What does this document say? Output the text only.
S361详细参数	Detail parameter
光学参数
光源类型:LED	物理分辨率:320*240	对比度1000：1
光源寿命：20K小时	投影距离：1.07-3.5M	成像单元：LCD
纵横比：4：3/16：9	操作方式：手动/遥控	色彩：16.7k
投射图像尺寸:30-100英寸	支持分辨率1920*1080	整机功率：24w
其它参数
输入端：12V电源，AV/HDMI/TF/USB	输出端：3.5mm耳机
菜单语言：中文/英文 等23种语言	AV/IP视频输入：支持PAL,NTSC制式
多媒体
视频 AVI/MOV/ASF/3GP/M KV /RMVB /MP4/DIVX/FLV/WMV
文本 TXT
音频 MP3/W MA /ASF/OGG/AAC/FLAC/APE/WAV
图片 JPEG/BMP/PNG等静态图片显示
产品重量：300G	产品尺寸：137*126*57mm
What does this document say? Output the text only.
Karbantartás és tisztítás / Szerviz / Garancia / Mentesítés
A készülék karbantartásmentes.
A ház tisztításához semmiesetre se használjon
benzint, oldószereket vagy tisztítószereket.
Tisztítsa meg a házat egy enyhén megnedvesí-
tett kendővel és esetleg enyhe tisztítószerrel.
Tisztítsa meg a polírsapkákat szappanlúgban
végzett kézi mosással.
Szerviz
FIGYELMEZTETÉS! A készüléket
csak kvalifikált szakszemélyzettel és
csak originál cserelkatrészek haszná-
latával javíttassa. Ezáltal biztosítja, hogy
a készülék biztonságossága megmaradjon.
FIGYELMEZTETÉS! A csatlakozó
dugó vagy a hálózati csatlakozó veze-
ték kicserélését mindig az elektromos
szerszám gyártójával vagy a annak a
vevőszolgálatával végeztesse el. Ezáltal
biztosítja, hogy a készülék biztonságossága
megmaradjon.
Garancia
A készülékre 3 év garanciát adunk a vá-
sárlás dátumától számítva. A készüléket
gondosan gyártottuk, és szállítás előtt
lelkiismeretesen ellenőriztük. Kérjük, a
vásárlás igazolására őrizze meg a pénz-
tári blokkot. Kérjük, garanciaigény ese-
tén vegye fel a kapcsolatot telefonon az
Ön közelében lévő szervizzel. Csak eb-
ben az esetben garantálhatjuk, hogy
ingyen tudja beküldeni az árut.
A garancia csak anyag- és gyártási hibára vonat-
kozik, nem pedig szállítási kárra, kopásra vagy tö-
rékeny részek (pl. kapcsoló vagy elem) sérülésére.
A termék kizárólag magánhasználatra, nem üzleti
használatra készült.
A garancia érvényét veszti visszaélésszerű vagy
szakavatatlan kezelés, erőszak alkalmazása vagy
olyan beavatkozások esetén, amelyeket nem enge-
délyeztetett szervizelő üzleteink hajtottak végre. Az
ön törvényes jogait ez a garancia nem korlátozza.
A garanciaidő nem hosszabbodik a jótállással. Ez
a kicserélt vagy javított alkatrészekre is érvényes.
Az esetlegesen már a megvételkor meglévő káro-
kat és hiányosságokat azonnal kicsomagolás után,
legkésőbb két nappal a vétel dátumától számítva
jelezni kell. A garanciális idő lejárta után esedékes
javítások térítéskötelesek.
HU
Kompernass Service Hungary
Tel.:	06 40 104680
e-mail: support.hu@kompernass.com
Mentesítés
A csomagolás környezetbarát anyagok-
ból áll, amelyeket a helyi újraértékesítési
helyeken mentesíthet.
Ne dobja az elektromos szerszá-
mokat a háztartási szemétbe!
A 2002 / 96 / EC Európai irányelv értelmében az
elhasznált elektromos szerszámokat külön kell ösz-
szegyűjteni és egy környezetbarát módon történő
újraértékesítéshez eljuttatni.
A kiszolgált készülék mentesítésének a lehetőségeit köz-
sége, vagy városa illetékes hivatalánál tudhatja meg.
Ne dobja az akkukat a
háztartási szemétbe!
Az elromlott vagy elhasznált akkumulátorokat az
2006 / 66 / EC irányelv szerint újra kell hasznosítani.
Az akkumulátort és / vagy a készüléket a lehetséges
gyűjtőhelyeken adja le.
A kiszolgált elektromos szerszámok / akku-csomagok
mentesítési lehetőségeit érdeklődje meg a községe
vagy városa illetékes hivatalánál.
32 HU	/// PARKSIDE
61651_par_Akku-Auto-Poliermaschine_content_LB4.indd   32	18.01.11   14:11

* GOAL *
Nothing should be left out: repeat all of the data exactly.

* SOLVED EXERCISE *
What does this document say? Output the text only.
S361详细参数	Detail parameter
光学参数
光源类型:LED	物理分辨率:320*240	对比度1000：1
光源寿命：20K小时	投影距离：1.07-3.5M	成像单元：LCD
纵横比：4：3/16：9	操作方式：手动/遥控	色彩：16.7k
投射图像尺寸:30-100英寸	支持分辨率1920*1080	整机功率：24w
其它参数
输入端：12V电源，AV/HDMI/TF/USB	输出端：3.5mm耳机
菜单语言：中文/英文 等23种语言	AV/IP视频输入：支持PAL,NTSC制式
多媒体
视频 AVI/MOV/ASF/3GP/M KV /RMVB /MP4/DIVX/FLV/WMV
文本 TXT
音频 MP3/W MA /ASF/OGG/AAC/FLAC/APE/WAV
图片 JPEG/BMP/PNG等静态图片显示
产品重量：300G	产品尺寸：137*126*57mm
What does this document say? Output the text only.
Karbantartás és tisztítás / Szerviz / Garancia / Mentesítés
A készülék karbantartásmentes.
A ház tisztításához semmiesetre se használjon
benzint, oldószereket vagy tisztítószereket.
Tisztítsa meg a házat egy enyhén megnedvesí-
tett kendővel és esetleg enyhe tisztítószerrel.
Tisztítsa meg a polírsapkákat szappanlúgban
végzett kézi mosással.
Szerviz
FIGYELMEZTETÉS! A készüléket
csak kvalifikált szakszemélyzettel és
csak originál cserelkatrészek haszná-
latával javíttassa. Ezáltal biztosítja, hogy
a készülék biztonságossága megmaradjon.
FIGYELMEZTETÉS! A csatlakozó
dugó vagy a hálózati csatlakozó veze-
ték kicserélését mindig az elektromos
szerszám gyártójával vagy a annak a
vevőszolgálatával végeztesse el. Ezáltal
biztosítja, hogy a készülék biztonságossága
megmaradjon.
Garancia
A készülékre 3 év garanciát adunk a vá-
sárlás dátumától számítva. A készüléket
gondosan gyártottuk, és szállítás előtt
lelkiismeretesen ellenőriztük. Kérjük, a
vásárlás igazolására őrizze meg a pénz-
tári blokkot. Kérjük, garanciaigény ese-
tén vegye fel a kapcsolatot telefonon az
Ön közelében lévő szervizzel. Csak eb-
ben az esetben garantálhatjuk, hogy
ingyen tudja beküldeni az árut.
A garancia csak anyag- és gyártási hibára vonat-
kozik, nem pedig szállítási kárra, kopásra vagy tö-
rékeny részek (pl. kapcsoló vagy elem) sérülésére.
A termék kizárólag magánhasználatra, nem üzleti
használatra készült.
A garancia érvényét veszti visszaélésszerű vagy
szakavatatlan kezelés, erőszak alkalmazása vagy
olyan beavatkozások esetén, amelyeket nem enge-
délyeztetett szervizelő üzleteink hajtottak végre. Az
ön törvényes jogait ez a garancia nem korlátozza.
A garanciaidő nem hosszabbodik a jótállással. Ez
a kicserélt vagy javított alkatrészekre is érvényes.
Az esetlegesen már a megvételkor meglévő káro-
kat és hiányosságokat azonnal kicsomagolás után,
legkésőbb két nappal a vétel dátumától számítva
jelezni kell. A garanciális idő lejárta után esedékes
javítások térítéskötelesek.
HU
Kompernass Service Hungary
Tel.:	06 40 104680
e-mail: support.hu@kompernass.com
Mentesítés
A csomagolás környezetbarát anyagok-
ból áll, amelyeket a helyi újraértékesítési
helyeken mentesíthet.
Ne dobja az elektromos szerszá-
mokat a háztartási szemétbe!
A 2002 / 96 / EC Európai irányelv értelmében az
elhasznált elektromos szerszámokat külön kell ösz-
szegyűjteni és egy környezetbarát módon történő
újraértékesítéshez eljuttatni.
A kiszolgált készülék mentesítésének a lehetőségeit köz-
sége, vagy városa illetékes hivatalánál tudhatja meg.
Ne dobja az akkukat a
háztartási szemétbe!
Az elromlott vagy elhasznált akkumulátorokat az
2006 / 66 / EC irányelv szerint újra kell hasznosítani.
Az akkumulátort és / vagy a készüléket a lehetséges
gyűjtőhelyeken adja le.
A kiszolgált elektromos szerszámok / akku-csomagok
mentesítési lehetőségeit érdeklődje meg a községe
vagy városa illetékes hivatalánál.
32 HU	/// PARKSIDE
61651_par_Akku-Auto-Poliermaschine_content_LB4.indd   32	18.01.11   14:11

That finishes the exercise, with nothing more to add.